Data extracted from a collection:

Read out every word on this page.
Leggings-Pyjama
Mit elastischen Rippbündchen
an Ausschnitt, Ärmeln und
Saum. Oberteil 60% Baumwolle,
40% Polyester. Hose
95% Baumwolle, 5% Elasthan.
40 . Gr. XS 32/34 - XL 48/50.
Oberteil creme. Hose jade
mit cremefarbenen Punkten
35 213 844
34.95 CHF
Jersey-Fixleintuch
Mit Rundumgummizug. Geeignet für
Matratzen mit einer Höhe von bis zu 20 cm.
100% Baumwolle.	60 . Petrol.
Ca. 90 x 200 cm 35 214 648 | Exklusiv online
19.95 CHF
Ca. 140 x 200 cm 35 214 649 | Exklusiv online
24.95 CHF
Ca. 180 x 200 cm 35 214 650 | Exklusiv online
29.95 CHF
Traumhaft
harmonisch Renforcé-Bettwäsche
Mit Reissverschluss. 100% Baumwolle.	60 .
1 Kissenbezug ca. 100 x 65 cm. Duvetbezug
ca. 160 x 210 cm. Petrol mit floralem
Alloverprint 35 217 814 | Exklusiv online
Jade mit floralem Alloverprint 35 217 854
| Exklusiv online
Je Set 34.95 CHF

-- Instructions for the task --
Write out every entry exactly as given.

-- Answer below --
Read out every word on this page.
Leggings-Pyjama
Mit elastischen Rippbündchen
an Ausschnitt, Ärmeln und
Saum. Oberteil 60% Baumwolle,
40% Polyester. Hose
95% Baumwolle, 5% Elasthan.
40 . Gr. XS 32/34 - XL 48/50.
Oberteil creme. Hose jade
mit cremefarbenen Punkten
35 213 844
34.95 CHF
Jersey-Fixleintuch
Mit Rundumgummizug. Geeignet für
Matratzen mit einer Höhe von bis zu 20 cm.
100% Baumwolle.	60 . Petrol.
Ca. 90 x 200 cm 35 214 648 | Exklusiv online
19.95 CHF
Ca. 140 x 200 cm 35 214 649 | Exklusiv online
24.95 CHF
Ca. 180 x 200 cm 35 214 650 | Exklusiv online
29.95 CHF
Traumhaft
harmonisch Renforcé-Bettwäsche
Mit Reissverschluss. 100% Baumwolle.	60 .
1 Kissenbezug ca. 100 x 65 cm. Duvetbezug
ca. 160 x 210 cm. Petrol mit floralem
Alloverprint 35 217 814 | Exklusiv online
Jade mit floralem Alloverprint 35 217 854
| Exklusiv online
Je Set 34.95 CHF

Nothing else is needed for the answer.